◆ Do this ◆
Reproduce word for word the item lines starting at the line that contains "404, 118, 415]" and ending at the line that contains "102, 583, 113]", including both of those lines.

◆ Data to process ◆
## Begin

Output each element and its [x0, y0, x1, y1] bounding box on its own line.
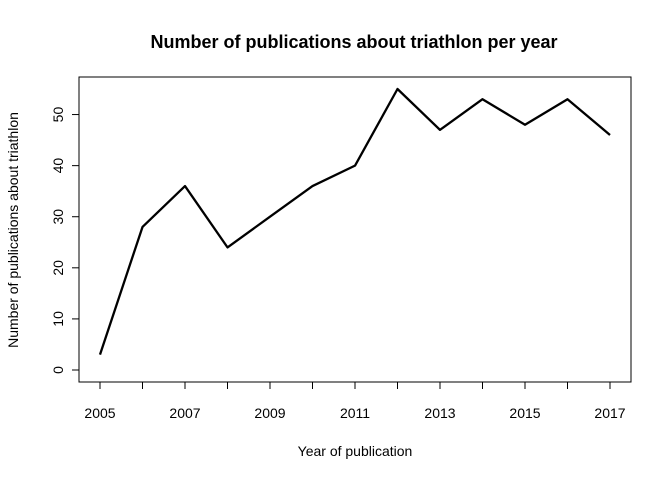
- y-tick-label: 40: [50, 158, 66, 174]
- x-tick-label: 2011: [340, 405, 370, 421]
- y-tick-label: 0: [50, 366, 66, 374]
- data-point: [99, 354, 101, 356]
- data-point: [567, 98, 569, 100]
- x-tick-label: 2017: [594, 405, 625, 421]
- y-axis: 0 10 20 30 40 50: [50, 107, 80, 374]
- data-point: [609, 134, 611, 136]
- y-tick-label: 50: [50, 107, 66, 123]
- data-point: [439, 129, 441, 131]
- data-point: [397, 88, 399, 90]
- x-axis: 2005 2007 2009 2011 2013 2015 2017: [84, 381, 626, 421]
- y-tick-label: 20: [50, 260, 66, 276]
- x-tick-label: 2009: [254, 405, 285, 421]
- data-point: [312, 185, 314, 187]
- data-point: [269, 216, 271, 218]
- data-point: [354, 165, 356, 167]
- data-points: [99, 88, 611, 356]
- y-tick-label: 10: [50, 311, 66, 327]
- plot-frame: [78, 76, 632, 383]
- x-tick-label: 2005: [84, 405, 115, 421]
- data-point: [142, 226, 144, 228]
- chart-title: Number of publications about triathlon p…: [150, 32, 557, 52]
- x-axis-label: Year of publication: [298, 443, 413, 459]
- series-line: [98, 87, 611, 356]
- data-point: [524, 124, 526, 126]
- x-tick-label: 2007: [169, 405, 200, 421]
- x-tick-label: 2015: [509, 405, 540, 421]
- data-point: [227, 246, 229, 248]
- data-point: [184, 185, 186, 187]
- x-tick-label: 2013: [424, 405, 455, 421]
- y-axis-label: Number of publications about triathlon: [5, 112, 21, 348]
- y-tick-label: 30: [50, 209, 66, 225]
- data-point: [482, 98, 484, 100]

## End
## Begin

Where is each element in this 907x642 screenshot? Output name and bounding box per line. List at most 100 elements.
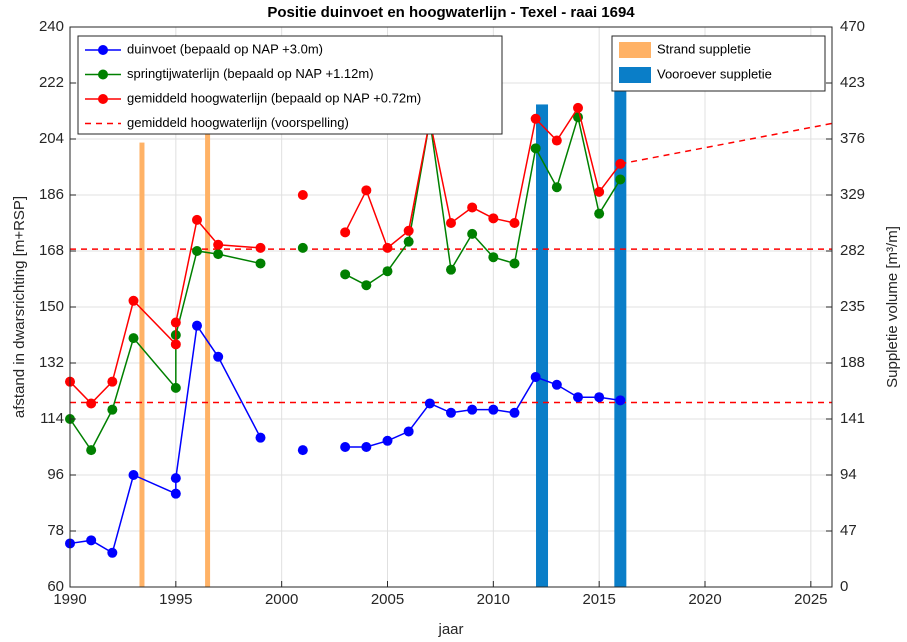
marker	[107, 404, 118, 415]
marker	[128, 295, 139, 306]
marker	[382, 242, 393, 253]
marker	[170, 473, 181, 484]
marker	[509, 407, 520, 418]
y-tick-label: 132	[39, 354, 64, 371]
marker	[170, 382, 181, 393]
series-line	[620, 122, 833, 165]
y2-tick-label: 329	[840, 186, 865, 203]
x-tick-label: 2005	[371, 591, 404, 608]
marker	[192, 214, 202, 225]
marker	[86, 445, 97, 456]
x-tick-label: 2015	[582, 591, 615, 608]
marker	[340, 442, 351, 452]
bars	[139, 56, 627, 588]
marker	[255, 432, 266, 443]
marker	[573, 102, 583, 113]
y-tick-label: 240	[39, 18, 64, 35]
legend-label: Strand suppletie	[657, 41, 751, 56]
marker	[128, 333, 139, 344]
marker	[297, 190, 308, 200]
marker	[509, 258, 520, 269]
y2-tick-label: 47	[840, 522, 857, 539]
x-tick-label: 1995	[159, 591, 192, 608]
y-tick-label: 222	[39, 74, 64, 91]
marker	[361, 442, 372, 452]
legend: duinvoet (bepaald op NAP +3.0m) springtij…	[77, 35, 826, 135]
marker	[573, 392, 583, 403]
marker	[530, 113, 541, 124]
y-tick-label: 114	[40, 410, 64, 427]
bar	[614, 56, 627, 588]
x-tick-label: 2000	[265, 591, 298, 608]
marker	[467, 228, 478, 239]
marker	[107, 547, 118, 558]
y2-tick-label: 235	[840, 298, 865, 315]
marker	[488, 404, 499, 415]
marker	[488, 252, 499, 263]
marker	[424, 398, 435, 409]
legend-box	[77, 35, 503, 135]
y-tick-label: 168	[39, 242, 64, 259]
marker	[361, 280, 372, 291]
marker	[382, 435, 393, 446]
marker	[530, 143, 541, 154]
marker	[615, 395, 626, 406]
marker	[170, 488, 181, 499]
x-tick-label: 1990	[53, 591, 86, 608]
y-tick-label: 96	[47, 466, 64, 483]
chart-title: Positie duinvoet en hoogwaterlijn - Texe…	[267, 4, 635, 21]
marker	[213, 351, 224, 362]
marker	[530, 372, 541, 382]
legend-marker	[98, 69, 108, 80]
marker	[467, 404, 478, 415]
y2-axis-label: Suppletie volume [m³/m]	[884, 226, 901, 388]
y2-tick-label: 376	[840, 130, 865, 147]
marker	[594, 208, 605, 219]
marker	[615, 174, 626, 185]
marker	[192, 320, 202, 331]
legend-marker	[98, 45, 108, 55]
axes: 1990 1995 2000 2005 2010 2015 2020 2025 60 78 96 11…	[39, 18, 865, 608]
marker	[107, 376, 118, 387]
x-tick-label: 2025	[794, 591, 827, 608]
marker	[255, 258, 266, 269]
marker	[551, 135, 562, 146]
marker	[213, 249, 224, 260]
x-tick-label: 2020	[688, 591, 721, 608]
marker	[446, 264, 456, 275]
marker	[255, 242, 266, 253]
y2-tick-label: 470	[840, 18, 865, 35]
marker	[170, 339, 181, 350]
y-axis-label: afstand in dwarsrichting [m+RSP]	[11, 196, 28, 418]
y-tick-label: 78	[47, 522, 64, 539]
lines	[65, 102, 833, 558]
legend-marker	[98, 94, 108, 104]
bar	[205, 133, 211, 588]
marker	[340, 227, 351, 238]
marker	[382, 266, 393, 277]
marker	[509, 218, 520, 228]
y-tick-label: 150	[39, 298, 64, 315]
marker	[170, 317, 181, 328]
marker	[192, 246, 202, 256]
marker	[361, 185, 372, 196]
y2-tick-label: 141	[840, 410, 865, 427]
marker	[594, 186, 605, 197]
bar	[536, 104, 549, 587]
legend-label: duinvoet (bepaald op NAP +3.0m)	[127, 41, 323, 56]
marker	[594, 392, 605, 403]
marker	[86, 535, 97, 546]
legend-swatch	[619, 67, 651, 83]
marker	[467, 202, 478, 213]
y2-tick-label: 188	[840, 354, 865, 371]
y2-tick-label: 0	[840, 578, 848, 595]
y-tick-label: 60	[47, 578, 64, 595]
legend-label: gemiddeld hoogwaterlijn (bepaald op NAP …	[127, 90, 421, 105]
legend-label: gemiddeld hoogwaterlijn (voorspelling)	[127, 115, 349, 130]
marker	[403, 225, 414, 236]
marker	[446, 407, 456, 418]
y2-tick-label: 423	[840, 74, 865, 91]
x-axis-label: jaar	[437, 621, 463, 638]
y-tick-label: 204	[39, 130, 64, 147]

## End
## Begin

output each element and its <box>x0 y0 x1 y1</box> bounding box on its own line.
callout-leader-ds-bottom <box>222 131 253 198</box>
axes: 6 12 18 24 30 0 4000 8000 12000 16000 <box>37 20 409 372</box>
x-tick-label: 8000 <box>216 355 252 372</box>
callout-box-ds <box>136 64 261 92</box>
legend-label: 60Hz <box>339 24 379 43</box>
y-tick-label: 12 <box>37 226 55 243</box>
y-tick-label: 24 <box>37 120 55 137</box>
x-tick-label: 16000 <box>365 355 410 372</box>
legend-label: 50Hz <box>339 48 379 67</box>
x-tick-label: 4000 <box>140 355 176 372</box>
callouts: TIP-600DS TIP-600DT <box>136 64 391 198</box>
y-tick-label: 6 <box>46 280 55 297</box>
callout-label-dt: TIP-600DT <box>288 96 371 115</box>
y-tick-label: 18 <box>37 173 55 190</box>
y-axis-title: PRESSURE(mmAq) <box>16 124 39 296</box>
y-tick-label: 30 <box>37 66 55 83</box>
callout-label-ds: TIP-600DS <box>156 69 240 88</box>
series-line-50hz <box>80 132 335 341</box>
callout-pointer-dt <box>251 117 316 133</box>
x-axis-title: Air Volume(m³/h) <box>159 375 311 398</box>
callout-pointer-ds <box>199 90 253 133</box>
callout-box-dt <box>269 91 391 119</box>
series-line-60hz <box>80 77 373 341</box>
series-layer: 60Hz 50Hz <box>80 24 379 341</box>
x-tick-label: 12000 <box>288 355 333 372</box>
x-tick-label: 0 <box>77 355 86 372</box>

## End

◆ Answer to the exercise ◆
marker	[107, 404, 118, 415]
marker	[128, 295, 139, 306]
marker	[382, 242, 393, 253]
marker	[170, 473, 181, 484]
marker	[509, 407, 520, 418]
y-tick-label: 132	[39, 354, 64, 371]
marker	[170, 382, 181, 393]
series-line	[620, 122, 833, 165]
y2-tick-label: 329	[840, 186, 865, 203]
x-tick-label: 2005	[371, 591, 404, 608]
marker	[192, 214, 202, 225]
marker	[86, 445, 97, 456]
x-tick-label: 2015	[582, 591, 615, 608]
marker	[340, 442, 351, 452]
bars	[139, 56, 627, 588]
marker	[255, 432, 266, 443]
marker	[573, 102, 583, 113]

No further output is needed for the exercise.